What is asked: Set down all of the data exactly as it appears.

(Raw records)

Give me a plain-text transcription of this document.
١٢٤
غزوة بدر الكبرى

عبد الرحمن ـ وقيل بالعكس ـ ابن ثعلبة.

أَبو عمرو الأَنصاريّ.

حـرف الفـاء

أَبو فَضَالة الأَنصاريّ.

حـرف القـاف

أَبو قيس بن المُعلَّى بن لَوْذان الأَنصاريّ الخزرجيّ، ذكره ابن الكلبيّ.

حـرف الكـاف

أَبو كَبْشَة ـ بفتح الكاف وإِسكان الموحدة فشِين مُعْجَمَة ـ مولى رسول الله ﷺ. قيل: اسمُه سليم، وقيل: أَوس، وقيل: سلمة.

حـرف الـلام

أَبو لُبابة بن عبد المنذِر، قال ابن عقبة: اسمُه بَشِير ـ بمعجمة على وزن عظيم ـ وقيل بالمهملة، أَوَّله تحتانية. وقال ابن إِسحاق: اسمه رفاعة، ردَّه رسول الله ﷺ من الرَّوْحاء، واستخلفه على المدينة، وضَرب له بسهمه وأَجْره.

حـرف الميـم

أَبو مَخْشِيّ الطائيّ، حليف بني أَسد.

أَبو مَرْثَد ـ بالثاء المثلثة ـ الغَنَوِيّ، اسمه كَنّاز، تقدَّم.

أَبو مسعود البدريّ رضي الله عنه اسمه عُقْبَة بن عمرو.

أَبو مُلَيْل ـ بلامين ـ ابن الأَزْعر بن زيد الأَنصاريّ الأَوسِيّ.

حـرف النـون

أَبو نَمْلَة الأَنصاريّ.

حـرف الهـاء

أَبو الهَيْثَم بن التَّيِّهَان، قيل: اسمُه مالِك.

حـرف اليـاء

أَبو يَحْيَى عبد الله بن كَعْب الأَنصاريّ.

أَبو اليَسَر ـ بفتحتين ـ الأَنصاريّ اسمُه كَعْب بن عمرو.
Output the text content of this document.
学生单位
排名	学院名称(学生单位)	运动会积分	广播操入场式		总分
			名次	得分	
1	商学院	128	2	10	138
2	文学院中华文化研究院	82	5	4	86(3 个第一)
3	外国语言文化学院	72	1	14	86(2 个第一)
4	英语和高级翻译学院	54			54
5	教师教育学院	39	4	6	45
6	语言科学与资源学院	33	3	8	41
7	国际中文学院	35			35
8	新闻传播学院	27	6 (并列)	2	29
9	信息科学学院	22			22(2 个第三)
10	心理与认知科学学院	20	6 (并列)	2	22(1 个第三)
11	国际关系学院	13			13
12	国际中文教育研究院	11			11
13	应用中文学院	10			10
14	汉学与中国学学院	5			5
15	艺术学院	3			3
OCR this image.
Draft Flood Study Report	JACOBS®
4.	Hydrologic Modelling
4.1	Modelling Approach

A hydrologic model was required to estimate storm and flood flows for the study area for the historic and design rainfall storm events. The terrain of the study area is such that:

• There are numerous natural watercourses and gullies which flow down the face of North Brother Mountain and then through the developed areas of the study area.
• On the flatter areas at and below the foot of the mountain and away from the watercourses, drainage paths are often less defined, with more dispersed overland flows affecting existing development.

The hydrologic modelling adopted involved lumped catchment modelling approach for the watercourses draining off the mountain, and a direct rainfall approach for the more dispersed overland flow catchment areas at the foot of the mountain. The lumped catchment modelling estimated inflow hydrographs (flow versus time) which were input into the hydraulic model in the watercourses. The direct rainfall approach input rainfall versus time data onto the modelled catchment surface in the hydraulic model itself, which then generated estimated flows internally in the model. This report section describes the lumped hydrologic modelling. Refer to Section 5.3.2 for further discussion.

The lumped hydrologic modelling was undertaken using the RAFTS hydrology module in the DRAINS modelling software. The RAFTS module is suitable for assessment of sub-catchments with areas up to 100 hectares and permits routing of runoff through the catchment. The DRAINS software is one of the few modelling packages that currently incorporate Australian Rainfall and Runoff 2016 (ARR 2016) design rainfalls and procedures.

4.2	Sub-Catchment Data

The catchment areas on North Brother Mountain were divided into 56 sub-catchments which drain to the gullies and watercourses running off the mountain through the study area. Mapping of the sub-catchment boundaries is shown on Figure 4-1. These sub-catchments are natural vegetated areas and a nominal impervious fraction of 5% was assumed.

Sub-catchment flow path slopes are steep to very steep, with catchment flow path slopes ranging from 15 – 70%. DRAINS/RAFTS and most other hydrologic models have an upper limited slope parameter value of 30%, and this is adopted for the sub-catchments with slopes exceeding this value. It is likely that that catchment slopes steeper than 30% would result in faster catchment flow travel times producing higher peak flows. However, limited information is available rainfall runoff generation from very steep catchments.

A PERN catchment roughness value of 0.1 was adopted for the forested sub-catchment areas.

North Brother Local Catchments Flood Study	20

Full solution:
Give me a plain-text transcription of this document.
١٢٤
غزوة بدر الكبرى

عبد الرحمن ـ وقيل بالعكس ـ ابن ثعلبة.

أَبو عمرو الأَنصاريّ.

حـرف الفـاء

أَبو فَضَالة الأَنصاريّ.

حـرف القـاف

أَبو قيس بن المُعلَّى بن لَوْذان الأَنصاريّ الخزرجيّ، ذكره ابن الكلبيّ.

حـرف الكـاف

أَبو كَبْشَة ـ بفتح الكاف وإِسكان الموحدة فشِين مُعْجَمَة ـ مولى رسول الله ﷺ. قيل: اسمُه سليم، وقيل: أَوس، وقيل: سلمة.

حـرف الـلام

أَبو لُبابة بن عبد المنذِر، قال ابن عقبة: اسمُه بَشِير ـ بمعجمة على وزن عظيم ـ وقيل بالمهملة، أَوَّله تحتانية. وقال ابن إِسحاق: اسمه رفاعة، ردَّه رسول الله ﷺ من الرَّوْحاء، واستخلفه على المدينة، وضَرب له بسهمه وأَجْره.

حـرف الميـم

أَبو مَخْشِيّ الطائيّ، حليف بني أَسد.

أَبو مَرْثَد ـ بالثاء المثلثة ـ الغَنَوِيّ، اسمه كَنّاز، تقدَّم.

أَبو مسعود البدريّ رضي الله عنه اسمه عُقْبَة بن عمرو.

أَبو مُلَيْل ـ بلامين ـ ابن الأَزْعر بن زيد الأَنصاريّ الأَوسِيّ.

حـرف النـون

أَبو نَمْلَة الأَنصاريّ.

حـرف الهـاء

أَبو الهَيْثَم بن التَّيِّهَان، قيل: اسمُه مالِك.

حـرف اليـاء

أَبو يَحْيَى عبد الله بن كَعْب الأَنصاريّ.

أَبو اليَسَر ـ بفتحتين ـ الأَنصاريّ اسمُه كَعْب بن عمرو.
Output the text content of this document.
学生单位
排名	学院名称(学生单位)	运动会积分	广播操入场式		总分
			名次	得分	
1	商学院	128	2	10	138
2	文学院中华文化研究院	82	5	4	86(3 个第一)
3	外国语言文化学院	72	1	14	86(2 个第一)
4	英语和高级翻译学院	54			54
5	教师教育学院	39	4	6	45
6	语言科学与资源学院	33	3	8	41
7	国际中文学院	35			35
8	新闻传播学院	27	6 (并列)	2	29
9	信息科学学院	22			22(2 个第三)
10	心理与认知科学学院	20	6 (并列)	2	22(1 个第三)
11	国际关系学院	13			13
12	国际中文教育研究院	11			11
13	应用中文学院	10			10
14	汉学与中国学学院	5			5
15	艺术学院	3			3
OCR this image.
Draft Flood Study Report	JACOBS®
4.	Hydrologic Modelling
4.1	Modelling Approach

A hydrologic model was required to estimate storm and flood flows for the study area for the historic and design rainfall storm events. The terrain of the study area is such that:

• There are numerous natural watercourses and gullies which flow down the face of North Brother Mountain and then through the developed areas of the study area.
• On the flatter areas at and below the foot of the mountain and away from the watercourses, drainage paths are often less defined, with more dispersed overland flows affecting existing development.

The hydrologic modelling adopted involved lumped catchment modelling approach for the watercourses draining off the mountain, and a direct rainfall approach for the more dispersed overland flow catchment areas at the foot of the mountain. The lumped catchment modelling estimated inflow hydrographs (flow versus time) which were input into the hydraulic model in the watercourses. The direct rainfall approach input rainfall versus time data onto the modelled catchment surface in the hydraulic model itself, which then generated estimated flows internally in the model. This report section describes the lumped hydrologic modelling. Refer to Section 5.3.2 for further discussion.

The lumped hydrologic modelling was undertaken using the RAFTS hydrology module in the DRAINS modelling software. The RAFTS module is suitable for assessment of sub-catchments with areas up to 100 hectares and permits routing of runoff through the catchment. The DRAINS software is one of the few modelling packages that currently incorporate Australian Rainfall and Runoff 2016 (ARR 2016) design rainfalls and procedures.

4.2	Sub-Catchment Data

The catchment areas on North Brother Mountain were divided into 56 sub-catchments which drain to the gullies and watercourses running off the mountain through the study area. Mapping of the sub-catchment boundaries is shown on Figure 4-1. These sub-catchments are natural vegetated areas and a nominal impervious fraction of 5% was assumed.

Sub-catchment flow path slopes are steep to very steep, with catchment flow path slopes ranging from 15 – 70%. DRAINS/RAFTS and most other hydrologic models have an upper limited slope parameter value of 30%, and this is adopted for the sub-catchments with slopes exceeding this value. It is likely that that catchment slopes steeper than 30% would result in faster catchment flow travel times producing higher peak flows. However, limited information is available rainfall runoff generation from very steep catchments.

A PERN catchment roughness value of 0.1 was adopted for the forested sub-catchment areas.

North Brother Local Catchments Flood Study	20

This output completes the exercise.